Transcribe all of the records word for word, but omit the pictures.

◆ **Material provided**
★ ★ ★ ★ ★

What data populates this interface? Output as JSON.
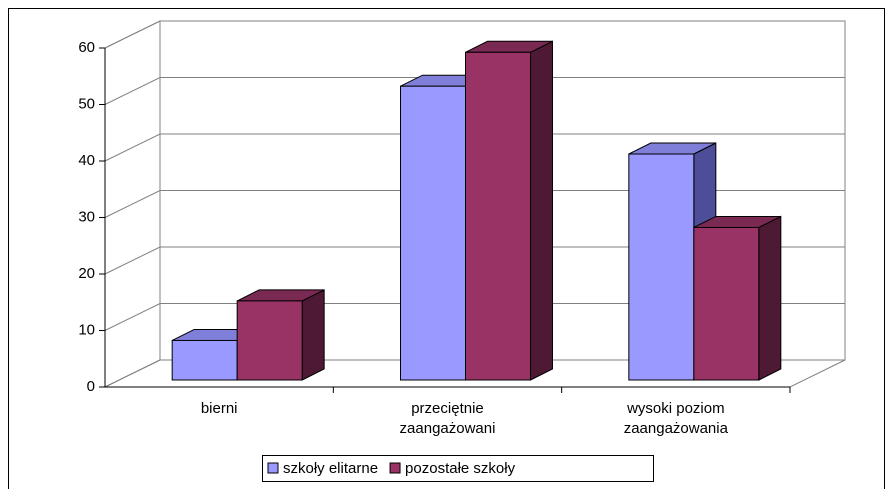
{
  "chart_data": {
    "type": "bar3d",
    "categories": [
      "bierni",
      "przeciętnie\nzaangażowani",
      "wysoki poziom\nzaangażowania"
    ],
    "series": [
      {
        "name": "szkoły elitarne",
        "color": "#9999ff",
        "side": "#4d4d99",
        "top": "#7f7fd9",
        "values": [
          7,
          52,
          40
        ]
      },
      {
        "name": "pozostałe szkoły",
        "color": "#993366",
        "side": "#4d1933",
        "top": "#7a2952",
        "values": [
          14,
          58,
          27
        ]
      }
    ],
    "ylim": [
      0,
      60
    ],
    "yticks": [
      0,
      10,
      20,
      30,
      40,
      50,
      60
    ],
    "grid": true,
    "legend": "bottom"
  }
}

★ ★ ★ ★ ★

◆ **Solution for this problem**
What data populates this interface? Output as JSON.
{
  "chart_data": {
    "type": "bar3d",
    "categories": [
      "bierni",
      "przeciętnie\nzaangażowani",
      "wysoki poziom\nzaangażowania"
    ],
    "series": [
      {
        "name": "szkoły elitarne",
        "color": "#9999ff",
        "side": "#4d4d99",
        "top": "#7f7fd9",
        "values": [
          7,
          52,
          40
        ]
      },
      {
        "name": "pozostałe szkoły",
        "color": "#993366",
        "side": "#4d1933",
        "top": "#7a2952",
        "values": [
          14,
          58,
          27
        ]
      }
    ],
    "ylim": [
      0,
      60
    ],
    "yticks": [
      0,
      10,
      20,
      30,
      40,
      50,
      60
    ],
    "grid": true,
    "legend": "bottom"
  }
}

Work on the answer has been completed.